# DATA SECTION start

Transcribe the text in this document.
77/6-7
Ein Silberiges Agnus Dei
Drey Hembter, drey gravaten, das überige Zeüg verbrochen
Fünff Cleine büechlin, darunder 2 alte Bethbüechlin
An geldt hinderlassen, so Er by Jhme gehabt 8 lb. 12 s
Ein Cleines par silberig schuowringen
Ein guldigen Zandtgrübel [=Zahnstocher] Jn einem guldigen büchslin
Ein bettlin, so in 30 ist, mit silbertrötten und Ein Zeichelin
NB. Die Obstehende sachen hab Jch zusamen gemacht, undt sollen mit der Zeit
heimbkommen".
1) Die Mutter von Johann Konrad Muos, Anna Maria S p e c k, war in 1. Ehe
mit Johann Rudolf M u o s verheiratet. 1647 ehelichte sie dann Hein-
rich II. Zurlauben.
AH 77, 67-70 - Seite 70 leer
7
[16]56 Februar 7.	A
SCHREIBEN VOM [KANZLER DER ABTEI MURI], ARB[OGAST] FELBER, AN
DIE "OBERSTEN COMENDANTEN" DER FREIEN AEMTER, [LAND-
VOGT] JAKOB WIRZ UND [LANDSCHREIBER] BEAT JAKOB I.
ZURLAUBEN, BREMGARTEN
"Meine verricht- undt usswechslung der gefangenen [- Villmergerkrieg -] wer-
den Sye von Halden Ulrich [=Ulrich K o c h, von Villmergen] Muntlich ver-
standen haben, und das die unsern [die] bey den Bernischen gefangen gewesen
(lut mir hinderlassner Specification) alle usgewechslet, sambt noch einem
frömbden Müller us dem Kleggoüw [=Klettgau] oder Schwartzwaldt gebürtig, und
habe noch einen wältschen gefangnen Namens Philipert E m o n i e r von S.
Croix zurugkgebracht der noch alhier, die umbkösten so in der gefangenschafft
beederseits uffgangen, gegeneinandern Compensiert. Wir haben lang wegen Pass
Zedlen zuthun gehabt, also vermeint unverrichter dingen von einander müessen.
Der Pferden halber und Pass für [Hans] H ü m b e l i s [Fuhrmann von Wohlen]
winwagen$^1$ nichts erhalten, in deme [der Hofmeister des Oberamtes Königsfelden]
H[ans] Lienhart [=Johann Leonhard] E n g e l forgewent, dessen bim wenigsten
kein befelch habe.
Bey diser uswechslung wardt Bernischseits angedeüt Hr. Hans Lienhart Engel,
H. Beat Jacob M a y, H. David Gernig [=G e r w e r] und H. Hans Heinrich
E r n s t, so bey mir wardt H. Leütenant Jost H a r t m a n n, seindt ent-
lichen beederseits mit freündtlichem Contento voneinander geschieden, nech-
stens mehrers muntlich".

# DATA SECTION end

▶ _WHAT IS ASKED_
Search the data for the string "Pass" and copy each line where it appears.

▶ _SOLUTION_
beederseits uffgangen, gegeneinandern Compensiert. Wir haben lang wegen Pass
Der Pferden halber und Pass für [Hans] H ü m b e l i s [Fuhrmann von Wohlen]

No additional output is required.